**THE TASK**
In the material, starting with the line with "paragraph: Bu yeni" and going on through the line with "paragraph: Belediyemiz, Gaziantep", replace "Belediyemiz" with "Belediye" and give back those lines with everything else unchanged.

**SUPPLIED RECORDS**
^^^^

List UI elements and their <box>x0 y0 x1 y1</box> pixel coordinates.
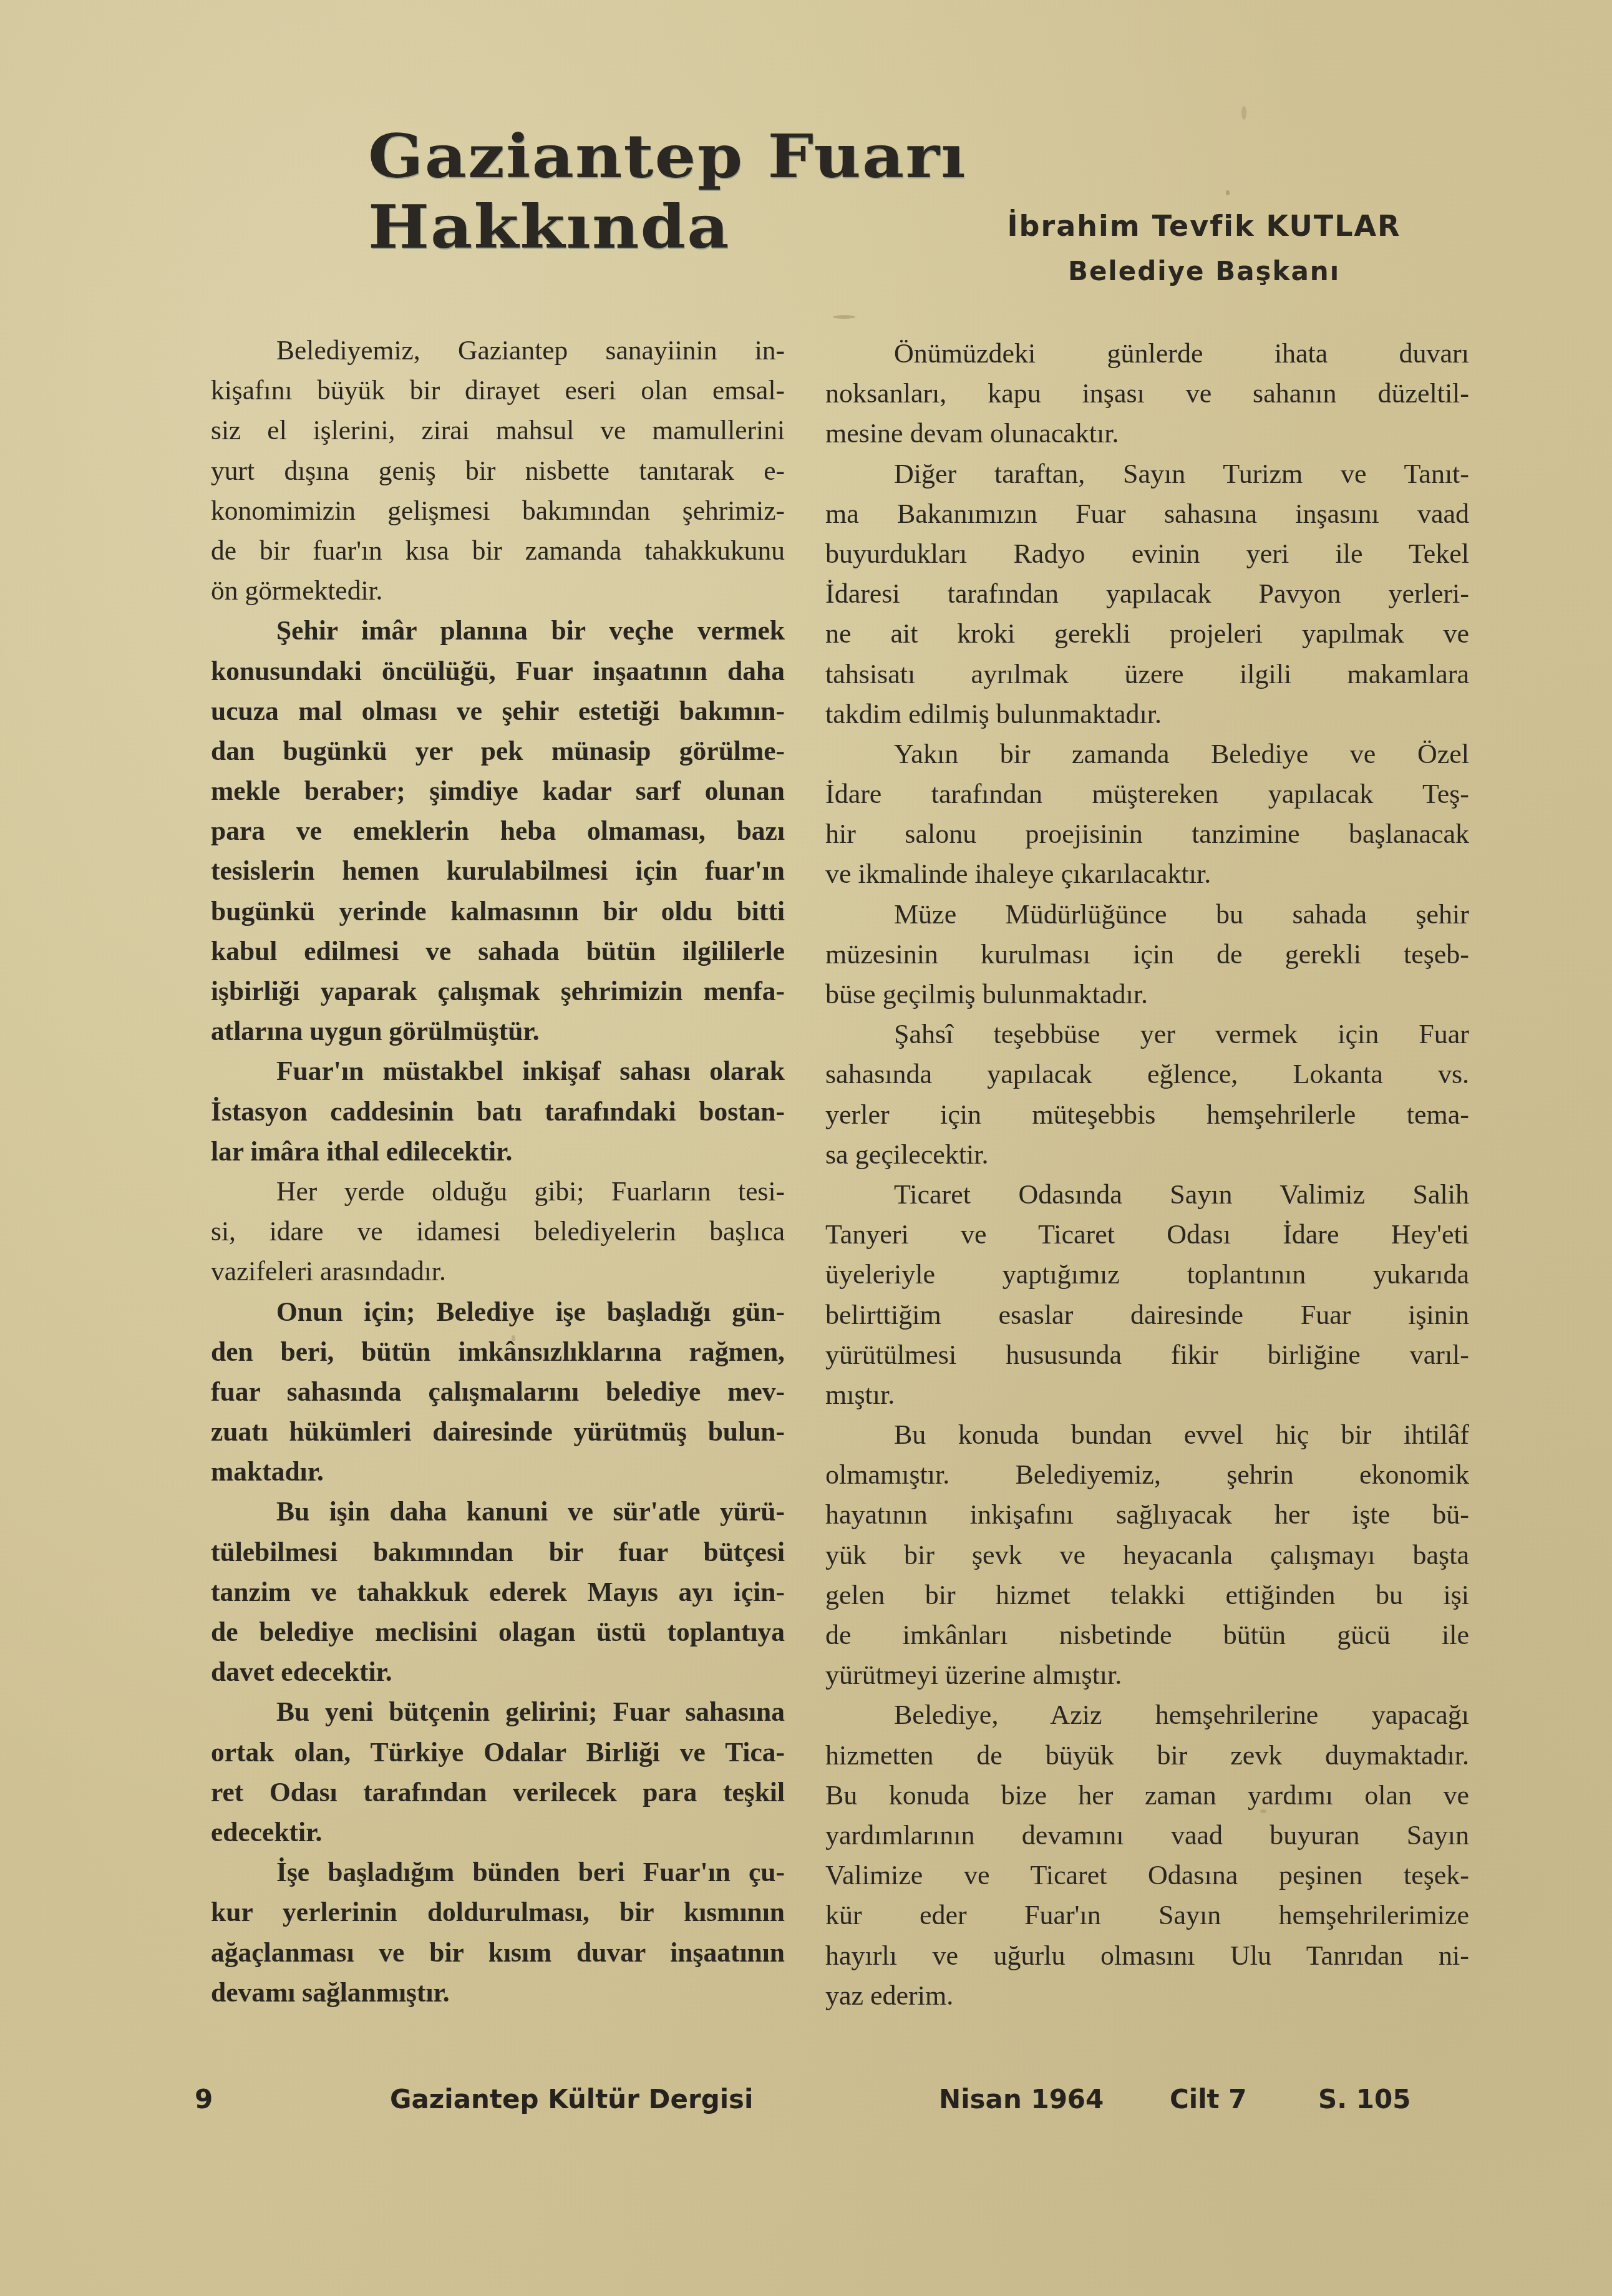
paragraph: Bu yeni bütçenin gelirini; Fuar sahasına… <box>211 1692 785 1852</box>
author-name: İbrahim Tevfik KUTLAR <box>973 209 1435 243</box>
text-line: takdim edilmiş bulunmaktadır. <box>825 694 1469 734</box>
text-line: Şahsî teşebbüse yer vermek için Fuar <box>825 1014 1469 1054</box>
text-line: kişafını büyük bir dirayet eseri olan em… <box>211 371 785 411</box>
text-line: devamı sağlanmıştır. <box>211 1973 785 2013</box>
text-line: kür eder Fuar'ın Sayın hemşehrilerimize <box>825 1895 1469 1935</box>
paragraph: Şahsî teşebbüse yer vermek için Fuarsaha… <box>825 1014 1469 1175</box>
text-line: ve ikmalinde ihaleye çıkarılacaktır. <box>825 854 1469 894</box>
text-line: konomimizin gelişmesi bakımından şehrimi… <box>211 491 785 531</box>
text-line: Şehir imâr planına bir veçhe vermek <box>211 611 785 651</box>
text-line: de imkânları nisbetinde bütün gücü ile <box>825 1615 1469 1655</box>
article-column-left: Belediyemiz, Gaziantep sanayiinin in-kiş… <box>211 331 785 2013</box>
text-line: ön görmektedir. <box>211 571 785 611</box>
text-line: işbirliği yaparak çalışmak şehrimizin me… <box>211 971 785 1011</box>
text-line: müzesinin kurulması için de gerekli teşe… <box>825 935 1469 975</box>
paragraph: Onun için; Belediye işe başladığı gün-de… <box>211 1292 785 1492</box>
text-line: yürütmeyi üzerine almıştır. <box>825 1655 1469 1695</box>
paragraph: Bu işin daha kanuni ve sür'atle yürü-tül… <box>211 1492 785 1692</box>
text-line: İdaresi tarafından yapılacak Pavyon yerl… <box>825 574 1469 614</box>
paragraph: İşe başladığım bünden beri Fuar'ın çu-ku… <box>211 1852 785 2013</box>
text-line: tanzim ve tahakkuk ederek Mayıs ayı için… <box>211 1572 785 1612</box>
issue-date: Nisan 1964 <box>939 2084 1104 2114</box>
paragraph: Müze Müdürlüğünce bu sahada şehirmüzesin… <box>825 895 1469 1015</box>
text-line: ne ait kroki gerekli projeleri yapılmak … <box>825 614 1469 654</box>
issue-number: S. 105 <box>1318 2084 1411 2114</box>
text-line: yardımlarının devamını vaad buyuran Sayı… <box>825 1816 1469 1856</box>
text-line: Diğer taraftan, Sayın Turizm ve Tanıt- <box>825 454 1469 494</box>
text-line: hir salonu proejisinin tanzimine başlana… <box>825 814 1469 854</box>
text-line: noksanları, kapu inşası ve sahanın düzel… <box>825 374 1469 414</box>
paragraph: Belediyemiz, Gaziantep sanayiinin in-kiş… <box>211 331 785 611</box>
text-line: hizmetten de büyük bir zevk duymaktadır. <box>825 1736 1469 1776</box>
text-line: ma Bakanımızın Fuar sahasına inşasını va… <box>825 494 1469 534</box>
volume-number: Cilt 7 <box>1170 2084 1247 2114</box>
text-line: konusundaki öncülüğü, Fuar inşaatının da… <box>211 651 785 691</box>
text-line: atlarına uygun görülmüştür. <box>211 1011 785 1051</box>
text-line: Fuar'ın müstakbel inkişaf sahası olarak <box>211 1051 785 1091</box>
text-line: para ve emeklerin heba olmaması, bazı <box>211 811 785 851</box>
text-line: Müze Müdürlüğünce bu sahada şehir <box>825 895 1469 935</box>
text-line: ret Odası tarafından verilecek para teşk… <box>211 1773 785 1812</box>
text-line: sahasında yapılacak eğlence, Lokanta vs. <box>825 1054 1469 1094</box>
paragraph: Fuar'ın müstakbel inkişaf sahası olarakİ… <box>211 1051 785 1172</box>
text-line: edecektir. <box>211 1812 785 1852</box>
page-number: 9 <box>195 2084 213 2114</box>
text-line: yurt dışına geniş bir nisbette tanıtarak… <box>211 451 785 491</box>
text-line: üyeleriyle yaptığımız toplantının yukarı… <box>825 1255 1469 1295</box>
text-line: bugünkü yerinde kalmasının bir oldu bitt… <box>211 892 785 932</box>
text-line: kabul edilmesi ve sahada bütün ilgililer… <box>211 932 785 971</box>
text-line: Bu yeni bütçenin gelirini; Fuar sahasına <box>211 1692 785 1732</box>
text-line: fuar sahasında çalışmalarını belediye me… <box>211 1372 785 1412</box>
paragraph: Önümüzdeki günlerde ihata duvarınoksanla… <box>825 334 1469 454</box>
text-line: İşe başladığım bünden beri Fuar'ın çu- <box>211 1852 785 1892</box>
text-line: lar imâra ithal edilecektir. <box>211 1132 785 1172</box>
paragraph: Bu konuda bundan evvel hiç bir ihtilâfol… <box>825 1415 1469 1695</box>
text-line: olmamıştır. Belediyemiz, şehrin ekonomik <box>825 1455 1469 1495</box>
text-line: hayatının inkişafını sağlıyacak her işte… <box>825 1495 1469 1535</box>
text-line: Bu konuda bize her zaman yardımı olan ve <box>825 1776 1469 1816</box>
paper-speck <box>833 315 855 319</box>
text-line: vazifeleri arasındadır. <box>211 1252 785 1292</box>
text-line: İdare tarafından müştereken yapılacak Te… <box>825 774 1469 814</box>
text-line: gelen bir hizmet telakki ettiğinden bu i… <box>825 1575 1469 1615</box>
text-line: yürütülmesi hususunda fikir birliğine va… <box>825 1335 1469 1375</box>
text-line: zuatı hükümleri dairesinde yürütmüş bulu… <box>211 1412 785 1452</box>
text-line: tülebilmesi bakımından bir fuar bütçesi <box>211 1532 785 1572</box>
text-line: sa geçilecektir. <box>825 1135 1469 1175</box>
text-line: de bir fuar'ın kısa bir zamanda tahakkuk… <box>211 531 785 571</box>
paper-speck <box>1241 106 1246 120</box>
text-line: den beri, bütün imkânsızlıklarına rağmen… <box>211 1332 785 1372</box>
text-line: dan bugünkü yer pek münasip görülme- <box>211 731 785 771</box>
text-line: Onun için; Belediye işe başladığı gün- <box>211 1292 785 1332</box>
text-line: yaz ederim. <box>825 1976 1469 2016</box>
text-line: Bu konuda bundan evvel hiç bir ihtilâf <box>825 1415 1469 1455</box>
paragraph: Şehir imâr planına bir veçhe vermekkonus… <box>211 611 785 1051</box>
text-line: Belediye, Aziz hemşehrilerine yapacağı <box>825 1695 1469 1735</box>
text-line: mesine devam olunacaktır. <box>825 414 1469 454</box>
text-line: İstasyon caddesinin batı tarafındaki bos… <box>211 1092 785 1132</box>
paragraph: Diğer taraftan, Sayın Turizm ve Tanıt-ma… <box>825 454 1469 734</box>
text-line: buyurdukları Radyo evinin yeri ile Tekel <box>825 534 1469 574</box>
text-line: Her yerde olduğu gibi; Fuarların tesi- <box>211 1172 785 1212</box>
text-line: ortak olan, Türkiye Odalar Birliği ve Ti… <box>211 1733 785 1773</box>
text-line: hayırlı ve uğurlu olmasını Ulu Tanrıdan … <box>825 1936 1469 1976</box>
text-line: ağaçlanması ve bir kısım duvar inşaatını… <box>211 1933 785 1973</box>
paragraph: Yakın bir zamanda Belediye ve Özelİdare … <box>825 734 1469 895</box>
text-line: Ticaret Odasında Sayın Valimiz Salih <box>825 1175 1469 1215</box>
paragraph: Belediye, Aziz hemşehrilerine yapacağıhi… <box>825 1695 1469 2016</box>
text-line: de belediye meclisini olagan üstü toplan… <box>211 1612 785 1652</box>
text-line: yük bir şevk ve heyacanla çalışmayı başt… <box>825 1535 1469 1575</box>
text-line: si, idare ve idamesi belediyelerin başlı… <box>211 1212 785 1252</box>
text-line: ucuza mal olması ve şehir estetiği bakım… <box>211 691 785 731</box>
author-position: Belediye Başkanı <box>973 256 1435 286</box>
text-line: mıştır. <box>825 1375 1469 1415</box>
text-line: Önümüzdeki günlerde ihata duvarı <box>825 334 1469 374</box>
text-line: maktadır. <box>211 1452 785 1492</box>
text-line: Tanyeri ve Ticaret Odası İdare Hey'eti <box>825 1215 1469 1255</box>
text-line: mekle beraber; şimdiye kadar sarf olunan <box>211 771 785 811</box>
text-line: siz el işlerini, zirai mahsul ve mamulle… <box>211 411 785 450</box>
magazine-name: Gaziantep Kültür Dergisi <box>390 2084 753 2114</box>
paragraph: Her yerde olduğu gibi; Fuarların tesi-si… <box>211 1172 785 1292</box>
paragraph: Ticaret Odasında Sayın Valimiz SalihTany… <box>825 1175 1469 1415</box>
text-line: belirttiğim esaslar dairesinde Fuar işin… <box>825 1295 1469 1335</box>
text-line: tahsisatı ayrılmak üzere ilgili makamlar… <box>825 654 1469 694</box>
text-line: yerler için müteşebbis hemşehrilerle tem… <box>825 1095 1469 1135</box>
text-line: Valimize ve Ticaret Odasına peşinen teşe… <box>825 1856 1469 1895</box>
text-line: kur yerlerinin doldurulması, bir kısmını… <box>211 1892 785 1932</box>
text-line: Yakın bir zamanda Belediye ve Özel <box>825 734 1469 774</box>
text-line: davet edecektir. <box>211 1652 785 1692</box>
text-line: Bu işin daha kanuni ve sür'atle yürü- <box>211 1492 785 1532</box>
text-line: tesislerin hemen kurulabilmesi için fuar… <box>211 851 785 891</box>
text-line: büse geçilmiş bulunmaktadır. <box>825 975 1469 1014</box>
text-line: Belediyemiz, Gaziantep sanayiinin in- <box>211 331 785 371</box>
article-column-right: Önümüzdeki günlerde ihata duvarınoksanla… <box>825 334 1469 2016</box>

^^^^

**SOLUTION**
paragraph: Bu yeni bütçenin gelirini; Fuar sahasına… <box>211 1692 785 1852</box>
author-name: İbrahim Tevfik KUTLAR <box>973 209 1435 243</box>
text-line: takdim edilmiş bulunmaktadır. <box>825 694 1469 734</box>
text-line: Şahsî teşebbüse yer vermek için Fuar <box>825 1014 1469 1054</box>
text-line: kişafını büyük bir dirayet eseri olan em… <box>211 371 785 411</box>
text-line: devamı sağlanmıştır. <box>211 1973 785 2013</box>
text-line: kür eder Fuar'ın Sayın hemşehrilerimize <box>825 1895 1469 1935</box>
paragraph: Şahsî teşebbüse yer vermek için Fuarsaha… <box>825 1014 1469 1175</box>
text-line: ve ikmalinde ihaleye çıkarılacaktır. <box>825 854 1469 894</box>
text-line: konomimizin gelişmesi bakımından şehrimi… <box>211 491 785 531</box>
text-line: Şehir imâr planına bir veçhe vermek <box>211 611 785 651</box>
text-line: de imkânları nisbetinde bütün gücü ile <box>825 1615 1469 1655</box>
article-column-left: Belediye, Gaziantep sanayiinin in-kiş… <box>211 331 785 2013</box>
text-line: ön görmektedir. <box>211 571 785 611</box>
text-line: işbirliği yaparak çalışmak şehrimizin me… <box>211 971 785 1011</box>
text-line: müzesinin kurulması için de gerekli teşe… <box>825 935 1469 975</box>
paragraph: Onun için; Belediye işe başladığı gün-de… <box>211 1292 785 1492</box>
text-line: yürütmeyi üzerine almıştır. <box>825 1655 1469 1695</box>
paragraph: Bu işin daha kanuni ve sür'atle yürü-tül… <box>211 1492 785 1692</box>
text-line: İdaresi tarafından yapılacak Pavyon yerl… <box>825 574 1469 614</box>
paragraph: İşe başladığım bünden beri Fuar'ın çu-ku… <box>211 1852 785 2013</box>
text-line: tanzim ve tahakkuk ederek Mayıs ayı için… <box>211 1572 785 1612</box>
issue-date: Nisan 1964 <box>939 2084 1104 2114</box>
paragraph: Müze Müdürlüğünce bu sahada şehirmüzesin… <box>825 895 1469 1015</box>
text-line: ne ait kroki gerekli projeleri yapılmak … <box>825 614 1469 654</box>
issue-number: S. 105 <box>1318 2084 1411 2114</box>
text-line: yardımlarının devamını vaad buyuran Sayı… <box>825 1816 1469 1856</box>
text-line: Diğer taraftan, Sayın Turizm ve Tanıt- <box>825 454 1469 494</box>
text-line: hir salonu proejisinin tanzimine başlana… <box>825 814 1469 854</box>
text-line: noksanları, kapu inşası ve sahanın düzel… <box>825 374 1469 414</box>
paragraph: Belediye, Gaziantep sanayiinin in-kiş… <box>211 331 785 611</box>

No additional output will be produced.